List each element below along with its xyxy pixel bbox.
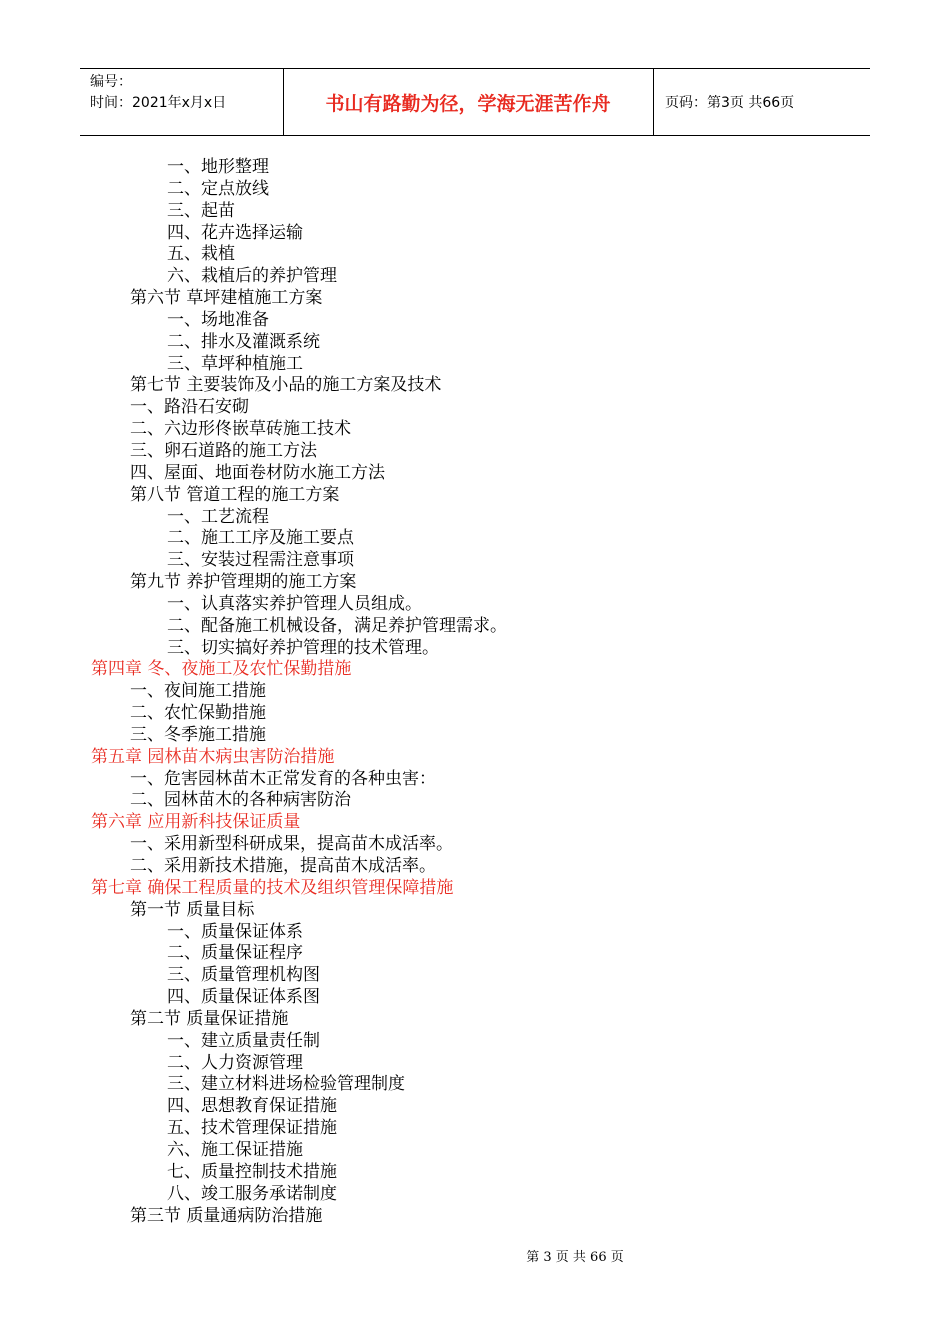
toc-section: 二、农忙保勤措施 — [130, 703, 266, 724]
toc-subsection: 一、建立质量责任制 — [167, 1030, 320, 1051]
header-meta — [90, 72, 226, 114]
toc-subsection: 二、排水及灌溉系统 — [167, 331, 320, 352]
toc-subsection: 二、施工工序及施工要点 — [167, 528, 354, 549]
toc-subsection: 五、技术管理保证措施 — [167, 1118, 337, 1139]
page-header — [80, 68, 870, 136]
page-footer — [0, 1246, 950, 1265]
toc-subsection: 二、质量保证程序 — [167, 943, 303, 964]
toc-section: 一、采用新型科研成果，提高苗木成活率。 — [130, 834, 453, 855]
toc-section: 二、园林苗木的各种病害防治 — [130, 790, 351, 811]
header-number-label: 编号： — [90, 74, 132, 90]
toc-chapter: 第四章 冬、夜施工及农忙保勤措施 — [91, 659, 352, 680]
header-page-info: 页码：第3页 共66页 — [665, 95, 795, 111]
toc-subsection: 六、栽植后的养护管理 — [167, 266, 337, 287]
toc-subsection: 一、地形整理 — [167, 157, 269, 177]
toc-subsection: 六、施工保证措施 — [167, 1139, 303, 1160]
header-divider-right — [653, 68, 654, 136]
toc-section: 三、冬季施工措施 — [130, 724, 266, 745]
toc-section: 三、卵石道路的施工方法 — [130, 440, 317, 461]
toc-section: 一、危害园林苗木正常发育的各种虫害： — [130, 768, 436, 789]
toc-subsection: 三、切实搞好养护管理的技术管理。 — [167, 637, 439, 658]
toc-subsection: 一、工艺流程 — [167, 506, 269, 527]
toc-subsection: 三、安装过程需注意事项 — [167, 550, 354, 571]
toc-section: 一、夜间施工措施 — [130, 681, 266, 702]
toc-subsection: 二、配备施工机械设备，满足养护管理需求。 — [167, 615, 507, 636]
toc-section: 第六节 草坪建植施工方案 — [130, 288, 323, 309]
toc-subsection: 二、定点放线 — [167, 178, 269, 199]
toc-subsection: 三、起苗 — [167, 200, 235, 221]
toc-section: 四、屋面、地面卷材防水施工方法 — [130, 462, 385, 483]
toc-subsection: 一、场地准备 — [167, 309, 269, 330]
header-motto: 书山有路勤为径，学海无涯苦作舟 — [325, 92, 611, 115]
toc-subsection: 二、人力资源管理 — [167, 1052, 303, 1073]
toc-subsection: 五、栽植 — [167, 244, 235, 265]
toc-subsection: 七、质量控制技术措施 — [167, 1161, 337, 1182]
toc-section: 第七节 主要装饰及小品的施工方案及技术 — [130, 375, 442, 396]
header-time-label: 时间：2021年x月x日 — [90, 95, 227, 111]
toc-section: 一、路沿石安砌 — [130, 397, 249, 418]
toc-subsection: 四、质量保证体系图 — [167, 987, 320, 1008]
toc-section: 第二节 质量保证措施 — [130, 1008, 289, 1029]
toc-subsection: 三、建立材料进场检验管理制度 — [167, 1074, 405, 1095]
toc-section: 二、采用新技术措施，提高苗木成活率。 — [130, 856, 436, 876]
toc-subsection: 一、质量保证体系 — [167, 921, 303, 942]
toc-subsection: 四、花卉选择运输 — [167, 222, 303, 243]
toc-subsection: 一、认真落实养护管理人员组成。 — [167, 593, 422, 614]
table-of-contents — [0, 157, 950, 1227]
footer-page-number: 第 3 页 共 66 页 — [526, 1250, 624, 1265]
toc-section: 第三节 质量通病防治措施 — [130, 1205, 323, 1226]
toc-section: 二、六边形佟嵌草砖施工技术 — [130, 419, 351, 440]
toc-subsection: 三、草坪种植施工 — [167, 353, 303, 374]
toc-chapter: 第六章 应用新科技保证质量 — [91, 812, 301, 833]
toc-chapter: 第七章 确保工程质量的技术及组织管理保障措施 — [91, 877, 454, 898]
toc-subsection: 八、竣工服务承诺制度 — [167, 1183, 337, 1204]
toc-section: 第一节 质量目标 — [130, 899, 255, 920]
toc-subsection: 四、思想教育保证措施 — [167, 1096, 337, 1117]
toc-section: 第九节 养护管理期的施工方案 — [130, 572, 357, 593]
toc-subsection: 三、质量管理机构图 — [167, 965, 320, 986]
toc-chapter: 第五章 园林苗木病虫害防治措施 — [91, 746, 335, 767]
toc-section: 第八节 管道工程的施工方案 — [130, 484, 340, 505]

━━━━━━

Starting with the line with "toc-section: 二、农忙保勤措施 — [130, 703, 266, 724]" and going on through the line with "toc-subsection: 二、施工工序及施工要点 —", rewrite those lines of the rows with "header-meta" swapped for "header-info" and everything else left unchanged.

FULL RESPONSE
toc-section: 二、农忙保勤措施 — [130, 703, 266, 724]
toc-subsection: 一、建立质量责任制 — [167, 1030, 320, 1051]
header-info — [90, 72, 226, 114]
toc-subsection: 二、排水及灌溉系统 — [167, 331, 320, 352]
toc-subsection: 二、施工工序及施工要点 — [167, 528, 354, 549]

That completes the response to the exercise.